### The exercise
Keep every line where the word "business" appears; drop the rest.

### Data shown
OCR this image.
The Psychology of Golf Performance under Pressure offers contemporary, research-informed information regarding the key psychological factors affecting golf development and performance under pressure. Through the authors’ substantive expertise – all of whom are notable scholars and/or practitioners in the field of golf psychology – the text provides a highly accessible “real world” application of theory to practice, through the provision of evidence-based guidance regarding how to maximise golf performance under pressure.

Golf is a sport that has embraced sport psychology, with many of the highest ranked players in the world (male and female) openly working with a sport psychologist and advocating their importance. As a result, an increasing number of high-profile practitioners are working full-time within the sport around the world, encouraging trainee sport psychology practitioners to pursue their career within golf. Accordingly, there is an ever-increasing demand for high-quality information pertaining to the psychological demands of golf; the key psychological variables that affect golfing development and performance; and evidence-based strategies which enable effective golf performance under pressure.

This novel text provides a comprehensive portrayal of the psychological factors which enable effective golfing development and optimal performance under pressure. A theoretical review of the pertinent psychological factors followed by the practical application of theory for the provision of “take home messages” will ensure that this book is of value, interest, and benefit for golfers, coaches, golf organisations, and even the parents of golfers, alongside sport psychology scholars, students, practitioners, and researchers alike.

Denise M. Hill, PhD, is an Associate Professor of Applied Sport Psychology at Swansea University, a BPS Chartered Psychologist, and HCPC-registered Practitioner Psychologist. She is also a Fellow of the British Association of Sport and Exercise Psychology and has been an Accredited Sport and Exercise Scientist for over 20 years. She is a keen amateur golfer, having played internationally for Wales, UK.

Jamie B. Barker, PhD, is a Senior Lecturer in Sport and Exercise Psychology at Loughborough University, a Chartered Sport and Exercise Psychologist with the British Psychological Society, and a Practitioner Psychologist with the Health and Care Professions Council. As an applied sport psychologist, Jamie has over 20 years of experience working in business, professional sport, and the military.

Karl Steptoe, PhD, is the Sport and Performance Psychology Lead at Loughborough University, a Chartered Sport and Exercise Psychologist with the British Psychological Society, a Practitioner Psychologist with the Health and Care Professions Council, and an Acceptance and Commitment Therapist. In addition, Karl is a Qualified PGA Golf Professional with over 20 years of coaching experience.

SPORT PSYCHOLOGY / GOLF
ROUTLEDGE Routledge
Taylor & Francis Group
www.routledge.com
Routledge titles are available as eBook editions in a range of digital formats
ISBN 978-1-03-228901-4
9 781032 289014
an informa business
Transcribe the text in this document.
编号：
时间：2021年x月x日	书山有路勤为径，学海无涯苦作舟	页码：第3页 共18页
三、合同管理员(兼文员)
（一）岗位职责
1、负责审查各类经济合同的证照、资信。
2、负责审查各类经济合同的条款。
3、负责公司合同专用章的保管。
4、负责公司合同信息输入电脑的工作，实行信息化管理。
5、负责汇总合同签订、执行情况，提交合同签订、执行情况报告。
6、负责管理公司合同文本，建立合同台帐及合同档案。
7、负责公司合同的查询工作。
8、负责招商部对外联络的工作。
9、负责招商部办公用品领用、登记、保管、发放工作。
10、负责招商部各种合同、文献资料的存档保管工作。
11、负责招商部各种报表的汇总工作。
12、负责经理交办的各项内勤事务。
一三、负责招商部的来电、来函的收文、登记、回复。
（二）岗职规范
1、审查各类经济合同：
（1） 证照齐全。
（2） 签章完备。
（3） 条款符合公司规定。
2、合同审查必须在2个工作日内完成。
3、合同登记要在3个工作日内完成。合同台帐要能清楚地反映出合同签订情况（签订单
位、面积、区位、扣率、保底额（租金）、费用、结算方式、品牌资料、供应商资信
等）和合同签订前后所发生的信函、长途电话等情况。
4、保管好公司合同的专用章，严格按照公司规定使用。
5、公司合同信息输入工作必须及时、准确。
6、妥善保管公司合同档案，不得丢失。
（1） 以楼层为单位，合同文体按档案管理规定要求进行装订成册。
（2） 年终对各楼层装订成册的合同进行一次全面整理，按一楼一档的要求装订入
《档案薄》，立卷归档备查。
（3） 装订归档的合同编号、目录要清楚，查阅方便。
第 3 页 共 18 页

### Right answer
Jamie B. Barker, PhD, is a Senior Lecturer in Sport and Exercise Psychology at Loughborough University, a Chartered Sport and Exercise Psychologist with the British Psychological Society, and a Practitioner Psychologist with the Health and Care Professions Council. As an applied sport psychologist, Jamie has over 20 years of experience working in business, professional sport, and the military.
an informa business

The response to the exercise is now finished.